### TASK TO COMPLETE
Restate the entries word for word, omitting nothing.

(A run of records)
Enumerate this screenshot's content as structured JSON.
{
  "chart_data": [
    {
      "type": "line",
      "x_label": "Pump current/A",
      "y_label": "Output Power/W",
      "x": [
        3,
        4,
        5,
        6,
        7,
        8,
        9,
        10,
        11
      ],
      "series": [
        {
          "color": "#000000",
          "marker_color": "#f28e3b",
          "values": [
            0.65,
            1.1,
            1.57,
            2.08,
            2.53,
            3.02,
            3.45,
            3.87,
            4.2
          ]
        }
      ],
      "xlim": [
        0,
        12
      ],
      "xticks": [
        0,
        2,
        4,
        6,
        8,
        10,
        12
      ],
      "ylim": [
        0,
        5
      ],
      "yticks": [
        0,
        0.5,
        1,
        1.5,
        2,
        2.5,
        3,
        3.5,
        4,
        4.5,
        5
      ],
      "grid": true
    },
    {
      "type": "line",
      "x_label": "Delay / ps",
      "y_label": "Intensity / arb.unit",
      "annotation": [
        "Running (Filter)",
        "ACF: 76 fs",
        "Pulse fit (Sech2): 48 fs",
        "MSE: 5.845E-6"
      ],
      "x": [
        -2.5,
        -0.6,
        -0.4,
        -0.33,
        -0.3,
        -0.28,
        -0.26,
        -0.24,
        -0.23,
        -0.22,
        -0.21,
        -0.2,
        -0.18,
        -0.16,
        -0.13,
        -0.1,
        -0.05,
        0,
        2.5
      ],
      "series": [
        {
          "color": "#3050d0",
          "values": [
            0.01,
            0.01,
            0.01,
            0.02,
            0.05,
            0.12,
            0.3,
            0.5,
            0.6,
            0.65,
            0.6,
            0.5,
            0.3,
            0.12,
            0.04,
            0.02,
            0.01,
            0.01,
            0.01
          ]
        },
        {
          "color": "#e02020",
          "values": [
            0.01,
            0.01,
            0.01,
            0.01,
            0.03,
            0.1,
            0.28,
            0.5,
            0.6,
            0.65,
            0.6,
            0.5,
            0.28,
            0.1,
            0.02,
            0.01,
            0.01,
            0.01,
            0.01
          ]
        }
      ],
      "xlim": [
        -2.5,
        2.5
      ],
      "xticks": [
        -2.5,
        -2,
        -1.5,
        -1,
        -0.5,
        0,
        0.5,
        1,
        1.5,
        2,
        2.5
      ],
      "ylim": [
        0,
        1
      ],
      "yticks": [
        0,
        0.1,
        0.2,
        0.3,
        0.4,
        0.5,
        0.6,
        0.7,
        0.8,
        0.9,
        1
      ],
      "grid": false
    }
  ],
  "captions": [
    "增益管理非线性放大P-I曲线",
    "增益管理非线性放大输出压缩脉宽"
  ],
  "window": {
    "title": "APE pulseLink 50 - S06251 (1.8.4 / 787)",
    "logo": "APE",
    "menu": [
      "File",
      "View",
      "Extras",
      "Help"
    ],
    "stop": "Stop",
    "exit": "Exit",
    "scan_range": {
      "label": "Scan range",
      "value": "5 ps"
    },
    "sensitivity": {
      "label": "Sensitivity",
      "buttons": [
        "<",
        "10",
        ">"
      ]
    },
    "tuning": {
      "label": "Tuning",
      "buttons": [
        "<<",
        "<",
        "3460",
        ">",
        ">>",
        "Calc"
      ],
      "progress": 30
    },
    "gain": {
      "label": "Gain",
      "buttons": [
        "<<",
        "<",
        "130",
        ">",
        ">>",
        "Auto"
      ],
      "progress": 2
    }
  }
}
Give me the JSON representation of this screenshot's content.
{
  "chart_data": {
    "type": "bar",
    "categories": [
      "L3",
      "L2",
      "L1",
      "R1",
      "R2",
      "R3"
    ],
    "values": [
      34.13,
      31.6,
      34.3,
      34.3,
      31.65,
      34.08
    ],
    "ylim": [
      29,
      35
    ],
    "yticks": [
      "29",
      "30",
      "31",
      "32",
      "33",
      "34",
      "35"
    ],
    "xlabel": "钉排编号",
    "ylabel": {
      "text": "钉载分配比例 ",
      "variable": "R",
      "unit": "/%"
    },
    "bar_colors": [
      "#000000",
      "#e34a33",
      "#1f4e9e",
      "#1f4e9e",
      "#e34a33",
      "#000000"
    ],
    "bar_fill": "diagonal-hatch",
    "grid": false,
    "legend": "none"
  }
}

### TASK RESPONSE
Enumerate this screenshot's content as structured JSON.
{
  "chart_data": [
    {
      "type": "line",
      "x_label": "Pump current/A",
      "y_label": "Output Power/W",
      "x": [
        3,
        4,
        5,
        6,
        7,
        8,
        9,
        10,
        11
      ],
      "series": [
        {
          "color": "#000000",
          "marker_color": "#f28e3b",
          "values": [
            0.65,
            1.1,
            1.57,
            2.08,
            2.53,
            3.02,
            3.45,
            3.87,
            4.2
          ]
        }
      ],
      "xlim": [
        0,
        12
      ],
      "xticks": [
        0,
        2,
        4,
        6,
        8,
        10,
        12
      ],
      "ylim": [
        0,
        5
      ],
      "yticks": [
        0,
        0.5,
        1,
        1.5,
        2,
        2.5,
        3,
        3.5,
        4,
        4.5,
        5
      ],
      "grid": true
    },
    {
      "type": "line",
      "x_label": "Delay / ps",
      "y_label": "Intensity / arb.unit",
      "annotation": [
        "Running (Filter)",
        "ACF: 76 fs",
        "Pulse fit (Sech2): 48 fs",
        "MSE: 5.845E-6"
      ],
      "x": [
        -2.5,
        -0.6,
        -0.4,
        -0.33,
        -0.3,
        -0.28,
        -0.26,
        -0.24,
        -0.23,
        -0.22,
        -0.21,
        -0.2,
        -0.18,
        -0.16,
        -0.13,
        -0.1,
        -0.05,
        0,
        2.5
      ],
      "series": [
        {
          "color": "#3050d0",
          "values": [
            0.01,
            0.01,
            0.01,
            0.02,
            0.05,
            0.12,
            0.3,
            0.5,
            0.6,
            0.65,
            0.6,
            0.5,
            0.3,
            0.12,
            0.04,
            0.02,
            0.01,
            0.01,
            0.01
          ]
        },
        {
          "color": "#e02020",
          "values": [
            0.01,
            0.01,
            0.01,
            0.01,
            0.03,
            0.1,
            0.28,
            0.5,
            0.6,
            0.65,
            0.6,
            0.5,
            0.28,
            0.1,
            0.02,
            0.01,
            0.01,
            0.01,
            0.01
          ]
        }
      ],
      "xlim": [
        -2.5,
        2.5
      ],
      "xticks": [
        -2.5,
        -2,
        -1.5,
        -1,
        -0.5,
        0,
        0.5,
        1,
        1.5,
        2,
        2.5
      ],
      "ylim": [
        0,
        1
      ],
      "yticks": [
        0,
        0.1,
        0.2,
        0.3,
        0.4,
        0.5,
        0.6,
        0.7,
        0.8,
        0.9,
        1
      ],
      "grid": false
    }
  ],
  "captions": [
    "增益管理非线性放大P-I曲线",
    "增益管理非线性放大输出压缩脉宽"
  ],
  "window": {
    "title": "APE pulseLink 50 - S06251 (1.8.4 / 787)",
    "logo": "APE",
    "menu": [
      "File",
      "View",
      "Extras",
      "Help"
    ],
    "stop": "Stop",
    "exit": "Exit",
    "scan_range": {
      "label": "Scan range",
      "value": "5 ps"
    },
    "sensitivity": {
      "label": "Sensitivity",
      "buttons": [
        "<",
        "10",
        ">"
      ]
    },
    "tuning": {
      "label": "Tuning",
      "buttons": [
        "<<",
        "<",
        "3460",
        ">",
        ">>",
        "Calc"
      ],
      "progress": 30
    },
    "gain": {
      "label": "Gain",
      "buttons": [
        "<<",
        "<",
        "130",
        ">",
        ">>",
        "Auto"
      ],
      "progress": 2
    }
  }
}
Give me the JSON representation of this screenshot's content.
{
  "chart_data": {
    "type": "bar",
    "categories": [
      "L3",
      "L2",
      "L1",
      "R1",
      "R2",
      "R3"
    ],
    "values": [
      34.13,
      31.6,
      34.3,
      34.3,
      31.65,
      34.08
    ],
    "ylim": [
      29,
      35
    ],
    "yticks": [
      "29",
      "30",
      "31",
      "32",
      "33",
      "34",
      "35"
    ],
    "xlabel": "钉排编号",
    "ylabel": {
      "text": "钉载分配比例 ",
      "variable": "R",
      "unit": "/%"
    },
    "bar_colors": [
      "#000000",
      "#e34a33",
      "#1f4e9e",
      "#1f4e9e",
      "#e34a33",
      "#000000"
    ],
    "bar_fill": "diagonal-hatch",
    "grid": false,
    "legend": "none"
  }
}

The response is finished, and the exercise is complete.